◆ Task goal ◆
Filter the listing below down to the lines holding the word "letter", and copy those lines.

◆ Input ◆
◇ ◇ ◇ ◇ ◇ ◇ ◇

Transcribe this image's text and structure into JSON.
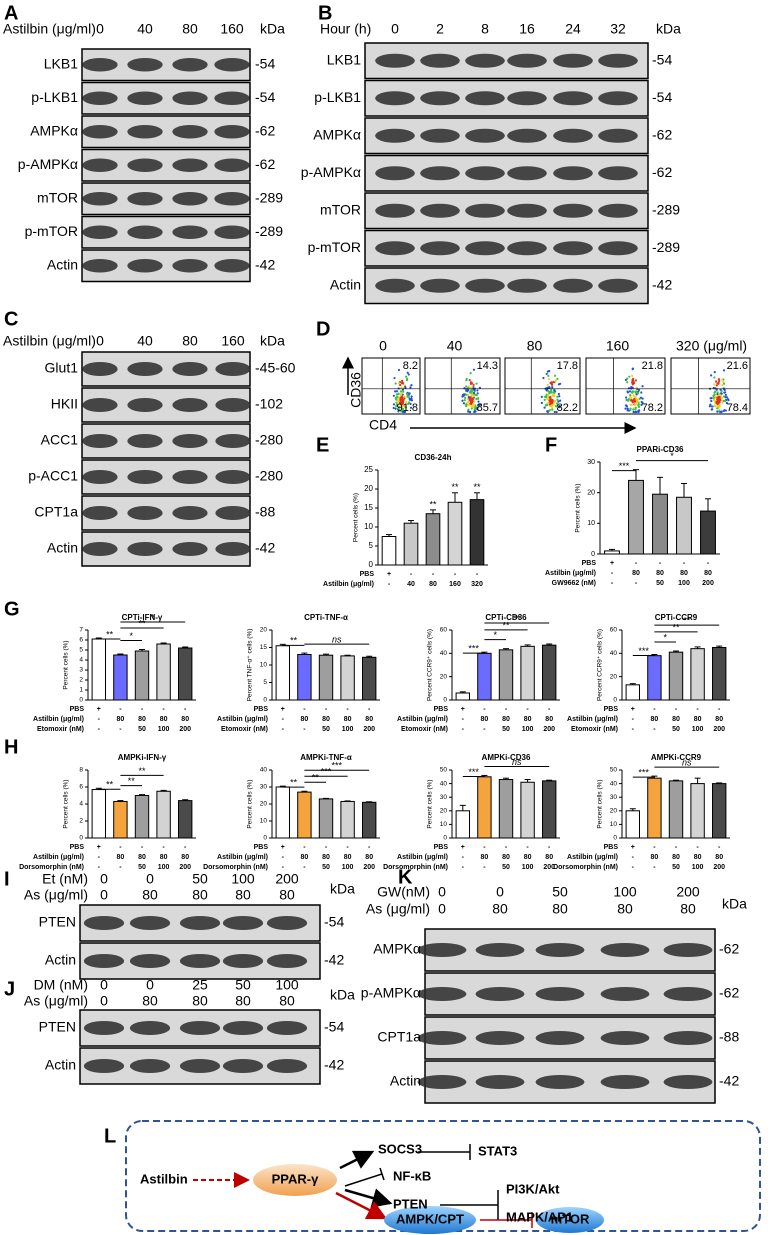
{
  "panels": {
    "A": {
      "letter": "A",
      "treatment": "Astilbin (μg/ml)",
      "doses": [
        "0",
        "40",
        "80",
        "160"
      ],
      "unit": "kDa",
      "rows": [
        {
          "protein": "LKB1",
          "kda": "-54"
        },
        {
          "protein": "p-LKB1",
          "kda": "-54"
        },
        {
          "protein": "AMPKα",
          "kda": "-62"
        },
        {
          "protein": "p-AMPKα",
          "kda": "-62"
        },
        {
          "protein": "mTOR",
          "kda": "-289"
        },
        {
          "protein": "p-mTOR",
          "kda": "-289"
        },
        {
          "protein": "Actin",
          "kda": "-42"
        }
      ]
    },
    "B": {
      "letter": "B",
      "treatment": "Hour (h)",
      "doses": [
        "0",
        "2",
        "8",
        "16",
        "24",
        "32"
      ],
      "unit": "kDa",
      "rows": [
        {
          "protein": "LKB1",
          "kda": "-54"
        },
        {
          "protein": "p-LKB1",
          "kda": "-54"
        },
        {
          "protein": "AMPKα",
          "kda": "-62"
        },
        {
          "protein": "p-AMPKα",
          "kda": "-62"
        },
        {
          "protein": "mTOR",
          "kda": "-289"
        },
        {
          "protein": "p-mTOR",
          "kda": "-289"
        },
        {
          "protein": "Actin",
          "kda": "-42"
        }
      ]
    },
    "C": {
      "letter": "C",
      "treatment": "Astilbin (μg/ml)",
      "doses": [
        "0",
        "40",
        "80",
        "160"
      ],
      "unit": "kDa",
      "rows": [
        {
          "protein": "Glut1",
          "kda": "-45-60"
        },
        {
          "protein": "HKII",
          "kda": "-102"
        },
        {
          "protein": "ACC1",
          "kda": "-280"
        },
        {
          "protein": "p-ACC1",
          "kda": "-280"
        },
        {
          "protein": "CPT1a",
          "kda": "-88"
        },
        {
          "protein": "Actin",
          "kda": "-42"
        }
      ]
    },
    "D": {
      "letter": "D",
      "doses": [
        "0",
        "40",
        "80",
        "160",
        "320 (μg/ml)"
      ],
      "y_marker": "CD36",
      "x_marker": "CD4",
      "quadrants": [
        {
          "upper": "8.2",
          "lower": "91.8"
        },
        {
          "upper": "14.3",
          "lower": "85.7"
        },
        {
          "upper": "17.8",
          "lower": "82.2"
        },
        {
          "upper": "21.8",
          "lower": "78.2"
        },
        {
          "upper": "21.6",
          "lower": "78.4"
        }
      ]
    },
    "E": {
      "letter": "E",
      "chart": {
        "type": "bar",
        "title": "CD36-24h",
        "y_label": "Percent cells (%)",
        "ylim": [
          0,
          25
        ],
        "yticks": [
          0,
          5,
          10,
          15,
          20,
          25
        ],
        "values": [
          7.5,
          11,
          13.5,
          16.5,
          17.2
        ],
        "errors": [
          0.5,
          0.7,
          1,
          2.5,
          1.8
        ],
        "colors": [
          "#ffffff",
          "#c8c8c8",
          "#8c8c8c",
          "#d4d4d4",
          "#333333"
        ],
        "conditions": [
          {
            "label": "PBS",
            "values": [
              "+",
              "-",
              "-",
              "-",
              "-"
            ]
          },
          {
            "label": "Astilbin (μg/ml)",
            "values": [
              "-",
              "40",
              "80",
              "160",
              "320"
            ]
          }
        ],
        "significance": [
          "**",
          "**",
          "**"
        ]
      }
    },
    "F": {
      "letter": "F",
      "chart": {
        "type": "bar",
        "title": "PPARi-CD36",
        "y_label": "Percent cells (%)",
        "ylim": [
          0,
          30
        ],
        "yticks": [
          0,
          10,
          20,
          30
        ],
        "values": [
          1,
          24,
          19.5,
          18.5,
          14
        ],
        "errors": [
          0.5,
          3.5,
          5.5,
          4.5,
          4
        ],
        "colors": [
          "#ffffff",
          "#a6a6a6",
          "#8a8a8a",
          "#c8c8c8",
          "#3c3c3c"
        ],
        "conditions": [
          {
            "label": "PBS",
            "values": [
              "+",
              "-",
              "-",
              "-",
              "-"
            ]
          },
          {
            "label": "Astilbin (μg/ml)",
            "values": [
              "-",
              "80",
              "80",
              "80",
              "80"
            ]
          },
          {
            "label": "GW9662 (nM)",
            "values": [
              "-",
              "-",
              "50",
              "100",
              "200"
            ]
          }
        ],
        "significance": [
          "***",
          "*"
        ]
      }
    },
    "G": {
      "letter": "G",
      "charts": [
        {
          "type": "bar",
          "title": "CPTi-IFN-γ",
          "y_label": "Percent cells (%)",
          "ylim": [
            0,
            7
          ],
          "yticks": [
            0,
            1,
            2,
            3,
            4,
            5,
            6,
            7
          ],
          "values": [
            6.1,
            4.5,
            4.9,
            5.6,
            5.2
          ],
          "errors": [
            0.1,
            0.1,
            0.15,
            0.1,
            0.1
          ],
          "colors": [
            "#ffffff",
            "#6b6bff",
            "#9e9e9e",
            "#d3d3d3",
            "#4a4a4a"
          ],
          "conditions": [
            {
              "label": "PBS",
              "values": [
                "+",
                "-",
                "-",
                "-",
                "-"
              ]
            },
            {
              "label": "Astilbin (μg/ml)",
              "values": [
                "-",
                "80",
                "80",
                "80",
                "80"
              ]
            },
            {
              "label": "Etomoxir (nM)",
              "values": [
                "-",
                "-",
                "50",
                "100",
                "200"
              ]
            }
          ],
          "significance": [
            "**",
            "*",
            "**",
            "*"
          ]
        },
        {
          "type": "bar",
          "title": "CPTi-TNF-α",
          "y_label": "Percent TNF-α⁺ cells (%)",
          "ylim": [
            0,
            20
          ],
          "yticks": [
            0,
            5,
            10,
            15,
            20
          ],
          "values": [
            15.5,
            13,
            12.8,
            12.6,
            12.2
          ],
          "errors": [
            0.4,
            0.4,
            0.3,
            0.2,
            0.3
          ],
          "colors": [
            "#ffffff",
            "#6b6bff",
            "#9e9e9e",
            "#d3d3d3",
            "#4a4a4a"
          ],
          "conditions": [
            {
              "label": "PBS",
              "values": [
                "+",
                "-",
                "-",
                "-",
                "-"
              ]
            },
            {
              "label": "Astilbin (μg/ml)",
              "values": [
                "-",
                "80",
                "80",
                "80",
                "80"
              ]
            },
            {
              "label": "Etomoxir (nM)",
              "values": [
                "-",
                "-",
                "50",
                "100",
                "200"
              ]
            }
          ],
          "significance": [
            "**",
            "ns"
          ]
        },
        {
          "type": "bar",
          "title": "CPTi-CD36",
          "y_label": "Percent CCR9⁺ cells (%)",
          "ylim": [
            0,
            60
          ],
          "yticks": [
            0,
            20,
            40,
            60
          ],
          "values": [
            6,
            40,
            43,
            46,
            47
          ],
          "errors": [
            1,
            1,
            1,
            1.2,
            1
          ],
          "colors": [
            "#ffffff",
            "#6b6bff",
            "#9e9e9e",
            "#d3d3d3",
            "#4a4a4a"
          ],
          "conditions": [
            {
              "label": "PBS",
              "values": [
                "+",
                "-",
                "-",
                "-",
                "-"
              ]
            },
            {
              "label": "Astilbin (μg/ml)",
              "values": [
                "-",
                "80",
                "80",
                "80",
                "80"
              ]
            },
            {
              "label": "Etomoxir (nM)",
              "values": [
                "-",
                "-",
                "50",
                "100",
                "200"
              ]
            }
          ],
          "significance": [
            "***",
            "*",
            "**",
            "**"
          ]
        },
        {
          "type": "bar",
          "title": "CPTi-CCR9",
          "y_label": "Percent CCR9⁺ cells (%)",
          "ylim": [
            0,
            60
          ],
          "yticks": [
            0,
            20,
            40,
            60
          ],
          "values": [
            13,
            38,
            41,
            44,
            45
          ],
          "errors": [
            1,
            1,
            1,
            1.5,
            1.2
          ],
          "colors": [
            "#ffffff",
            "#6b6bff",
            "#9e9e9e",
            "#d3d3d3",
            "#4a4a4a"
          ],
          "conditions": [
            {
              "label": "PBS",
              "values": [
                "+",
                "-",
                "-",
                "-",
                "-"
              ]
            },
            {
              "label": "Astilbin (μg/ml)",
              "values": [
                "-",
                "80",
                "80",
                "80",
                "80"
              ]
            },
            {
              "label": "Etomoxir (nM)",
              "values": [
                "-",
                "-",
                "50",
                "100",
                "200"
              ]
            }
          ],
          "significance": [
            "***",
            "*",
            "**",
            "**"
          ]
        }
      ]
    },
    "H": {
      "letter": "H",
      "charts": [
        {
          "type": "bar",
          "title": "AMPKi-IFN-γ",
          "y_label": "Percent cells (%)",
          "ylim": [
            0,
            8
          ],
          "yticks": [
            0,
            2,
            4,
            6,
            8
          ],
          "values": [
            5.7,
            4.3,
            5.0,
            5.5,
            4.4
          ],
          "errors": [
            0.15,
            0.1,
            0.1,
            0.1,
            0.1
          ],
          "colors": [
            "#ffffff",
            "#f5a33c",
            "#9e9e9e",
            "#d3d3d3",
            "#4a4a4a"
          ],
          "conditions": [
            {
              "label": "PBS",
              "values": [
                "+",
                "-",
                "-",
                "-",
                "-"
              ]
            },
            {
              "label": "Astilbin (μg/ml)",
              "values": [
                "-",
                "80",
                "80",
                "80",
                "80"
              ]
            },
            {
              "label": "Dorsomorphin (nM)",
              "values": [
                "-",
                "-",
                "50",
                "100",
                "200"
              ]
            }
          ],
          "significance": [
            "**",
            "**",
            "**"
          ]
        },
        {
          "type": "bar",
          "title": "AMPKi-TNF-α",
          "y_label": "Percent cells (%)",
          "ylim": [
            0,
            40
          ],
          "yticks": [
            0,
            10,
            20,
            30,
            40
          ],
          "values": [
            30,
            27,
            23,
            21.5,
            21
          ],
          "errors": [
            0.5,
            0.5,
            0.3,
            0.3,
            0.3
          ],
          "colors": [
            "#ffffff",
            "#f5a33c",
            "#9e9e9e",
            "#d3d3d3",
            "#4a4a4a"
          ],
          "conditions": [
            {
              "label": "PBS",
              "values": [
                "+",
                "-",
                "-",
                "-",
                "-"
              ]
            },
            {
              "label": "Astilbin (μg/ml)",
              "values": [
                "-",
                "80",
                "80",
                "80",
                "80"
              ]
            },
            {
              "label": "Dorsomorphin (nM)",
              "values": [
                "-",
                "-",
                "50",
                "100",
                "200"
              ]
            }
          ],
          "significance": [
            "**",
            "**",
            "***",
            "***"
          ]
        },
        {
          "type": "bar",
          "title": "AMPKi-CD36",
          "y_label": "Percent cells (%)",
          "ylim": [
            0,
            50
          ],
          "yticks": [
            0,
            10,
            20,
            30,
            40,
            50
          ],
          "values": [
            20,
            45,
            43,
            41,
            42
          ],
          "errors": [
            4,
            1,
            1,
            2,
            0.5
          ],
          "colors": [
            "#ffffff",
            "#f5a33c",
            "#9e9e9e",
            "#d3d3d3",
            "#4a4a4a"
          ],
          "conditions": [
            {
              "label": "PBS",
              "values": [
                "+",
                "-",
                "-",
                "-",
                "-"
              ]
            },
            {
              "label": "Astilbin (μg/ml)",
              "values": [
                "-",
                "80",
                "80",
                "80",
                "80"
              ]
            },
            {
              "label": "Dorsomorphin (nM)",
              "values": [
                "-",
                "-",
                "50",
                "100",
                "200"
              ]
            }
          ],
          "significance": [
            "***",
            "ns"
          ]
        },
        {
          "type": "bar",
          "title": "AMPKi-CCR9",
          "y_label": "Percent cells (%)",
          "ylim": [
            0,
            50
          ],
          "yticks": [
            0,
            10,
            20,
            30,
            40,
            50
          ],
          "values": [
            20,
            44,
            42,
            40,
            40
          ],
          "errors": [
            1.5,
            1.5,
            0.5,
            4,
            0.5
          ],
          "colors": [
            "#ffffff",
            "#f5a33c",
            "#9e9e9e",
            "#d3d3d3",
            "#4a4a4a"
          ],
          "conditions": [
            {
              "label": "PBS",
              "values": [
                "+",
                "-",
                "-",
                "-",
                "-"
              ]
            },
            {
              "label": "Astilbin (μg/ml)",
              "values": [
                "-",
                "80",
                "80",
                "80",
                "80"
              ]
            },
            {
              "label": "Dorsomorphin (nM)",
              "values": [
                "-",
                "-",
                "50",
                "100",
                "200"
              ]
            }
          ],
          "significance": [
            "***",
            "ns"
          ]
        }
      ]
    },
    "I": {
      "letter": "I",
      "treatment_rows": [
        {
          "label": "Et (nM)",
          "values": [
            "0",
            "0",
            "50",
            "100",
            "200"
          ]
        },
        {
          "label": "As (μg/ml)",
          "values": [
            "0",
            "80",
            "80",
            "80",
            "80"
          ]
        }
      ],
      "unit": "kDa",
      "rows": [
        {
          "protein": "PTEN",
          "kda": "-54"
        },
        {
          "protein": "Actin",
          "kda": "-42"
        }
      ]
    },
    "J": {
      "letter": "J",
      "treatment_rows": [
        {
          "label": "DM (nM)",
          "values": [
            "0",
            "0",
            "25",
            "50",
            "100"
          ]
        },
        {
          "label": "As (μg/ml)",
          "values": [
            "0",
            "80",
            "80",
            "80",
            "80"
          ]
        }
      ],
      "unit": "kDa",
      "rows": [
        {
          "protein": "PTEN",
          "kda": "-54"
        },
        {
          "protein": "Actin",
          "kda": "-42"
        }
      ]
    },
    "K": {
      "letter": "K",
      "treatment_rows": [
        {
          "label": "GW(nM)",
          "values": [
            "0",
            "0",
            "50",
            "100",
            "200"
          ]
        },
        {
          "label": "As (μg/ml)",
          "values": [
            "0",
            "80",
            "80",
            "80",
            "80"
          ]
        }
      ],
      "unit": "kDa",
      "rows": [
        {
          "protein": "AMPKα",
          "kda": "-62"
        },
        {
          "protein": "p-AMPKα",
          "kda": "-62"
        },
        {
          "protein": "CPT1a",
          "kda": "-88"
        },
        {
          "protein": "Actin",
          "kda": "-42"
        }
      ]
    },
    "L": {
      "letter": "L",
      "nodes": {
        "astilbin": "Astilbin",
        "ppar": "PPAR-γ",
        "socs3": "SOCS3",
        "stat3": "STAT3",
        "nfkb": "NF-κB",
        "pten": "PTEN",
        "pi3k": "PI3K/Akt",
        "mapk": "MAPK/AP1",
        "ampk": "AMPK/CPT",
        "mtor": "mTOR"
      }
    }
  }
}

◇ ◇ ◇ ◇ ◇ ◇ ◇

◆ Answer for this exercise ◆
      "letter": "A",
      "letter": "B",
      "letter": "C",
      "letter": "D",
      "letter": "E",
      "letter": "F",
      "letter": "G",
      "letter": "H",
      "letter": "I",
      "letter": "J",
      "letter": "K",
      "letter": "L",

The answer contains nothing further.